__TASK DIRECTIONS__:
Write every record out again exactly, and keep images out of it.

__STORED RECORDS__:
--- start ---
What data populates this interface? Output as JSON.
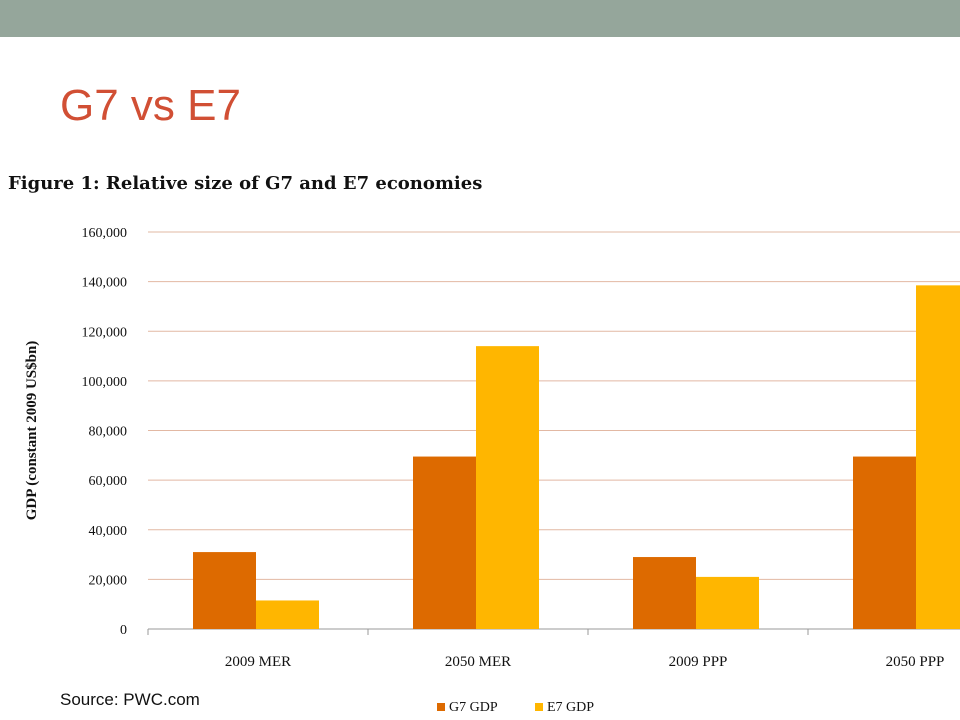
{
  "slide": {
    "title": "G7 vs E7",
    "source": "Source: PWC.com",
    "accent_color": "#d14f34",
    "top_bar_color": "#95a69b"
  },
  "chart_data": {
    "type": "bar",
    "title": "Figure 1: Relative size of G7 and E7 economies",
    "xlabel": "",
    "ylabel": "GDP (constant 2009 US$bn)",
    "categories": [
      "2009 MER",
      "2050 MER",
      "2009 PPP",
      "2050 PPP"
    ],
    "series": [
      {
        "name": "G7 GDP",
        "values": [
          31000,
          69500,
          29000,
          69500
        ],
        "color": "#dd6a00"
      },
      {
        "name": "E7 GDP",
        "values": [
          11500,
          114000,
          21000,
          138500
        ],
        "color": "#ffb600"
      }
    ],
    "ylim": [
      0,
      160000
    ],
    "yticks": [
      "0",
      "20,000",
      "40,000",
      "60,000",
      "80,000",
      "100,000",
      "120,000",
      "140,000",
      "160,000"
    ],
    "gridlines": true,
    "gridline_color": "#e2b8a3",
    "legend_position": "bottom"
  }
}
--- end ---
__THE OUTPUT__:
What data populates this interface? Output as JSON.
{
  "slide": {
    "title": "G7 vs E7",
    "source": "Source: PWC.com",
    "accent_color": "#d14f34",
    "top_bar_color": "#95a69b"
  },
  "chart_data": {
    "type": "bar",
    "title": "Figure 1: Relative size of G7 and E7 economies",
    "xlabel": "",
    "ylabel": "GDP (constant 2009 US$bn)",
    "categories": [
      "2009 MER",
      "2050 MER",
      "2009 PPP",
      "2050 PPP"
    ],
    "series": [
      {
        "name": "G7 GDP",
        "values": [
          31000,
          69500,
          29000,
          69500
        ],
        "color": "#dd6a00"
      },
      {
        "name": "E7 GDP",
        "values": [
          11500,
          114000,
          21000,
          138500
        ],
        "color": "#ffb600"
      }
    ],
    "ylim": [
      0,
      160000
    ],
    "yticks": [
      "0",
      "20,000",
      "40,000",
      "60,000",
      "80,000",
      "100,000",
      "120,000",
      "140,000",
      "160,000"
    ],
    "gridlines": true,
    "gridline_color": "#e2b8a3",
    "legend_position": "bottom"
  }
}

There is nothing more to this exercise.